[Dataset excerpt]
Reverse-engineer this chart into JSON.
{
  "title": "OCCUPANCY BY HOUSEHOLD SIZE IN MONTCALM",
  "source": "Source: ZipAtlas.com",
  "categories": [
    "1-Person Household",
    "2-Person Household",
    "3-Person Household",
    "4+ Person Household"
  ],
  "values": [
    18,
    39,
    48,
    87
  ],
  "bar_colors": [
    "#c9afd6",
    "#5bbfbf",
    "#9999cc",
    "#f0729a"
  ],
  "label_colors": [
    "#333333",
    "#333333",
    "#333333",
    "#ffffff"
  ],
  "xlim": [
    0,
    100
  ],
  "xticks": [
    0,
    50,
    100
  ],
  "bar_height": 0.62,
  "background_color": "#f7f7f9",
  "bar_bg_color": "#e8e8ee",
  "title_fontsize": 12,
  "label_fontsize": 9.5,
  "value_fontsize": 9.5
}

* [EXERCISE AIM] Return the whole listing exactly, with every line included.

* [FINISHED TASK]
Reverse-engineer this chart into JSON.
{
  "title": "OCCUPANCY BY HOUSEHOLD SIZE IN MONTCALM",
  "source": "Source: ZipAtlas.com",
  "categories": [
    "1-Person Household",
    "2-Person Household",
    "3-Person Household",
    "4+ Person Household"
  ],
  "values": [
    18,
    39,
    48,
    87
  ],
  "bar_colors": [
    "#c9afd6",
    "#5bbfbf",
    "#9999cc",
    "#f0729a"
  ],
  "label_colors": [
    "#333333",
    "#333333",
    "#333333",
    "#ffffff"
  ],
  "xlim": [
    0,
    100
  ],
  "xticks": [
    0,
    50,
    100
  ],
  "bar_height": 0.62,
  "background_color": "#f7f7f9",
  "bar_bg_color": "#e8e8ee",
  "title_fontsize": 12,
  "label_fontsize": 9.5,
  "value_fontsize": 9.5
}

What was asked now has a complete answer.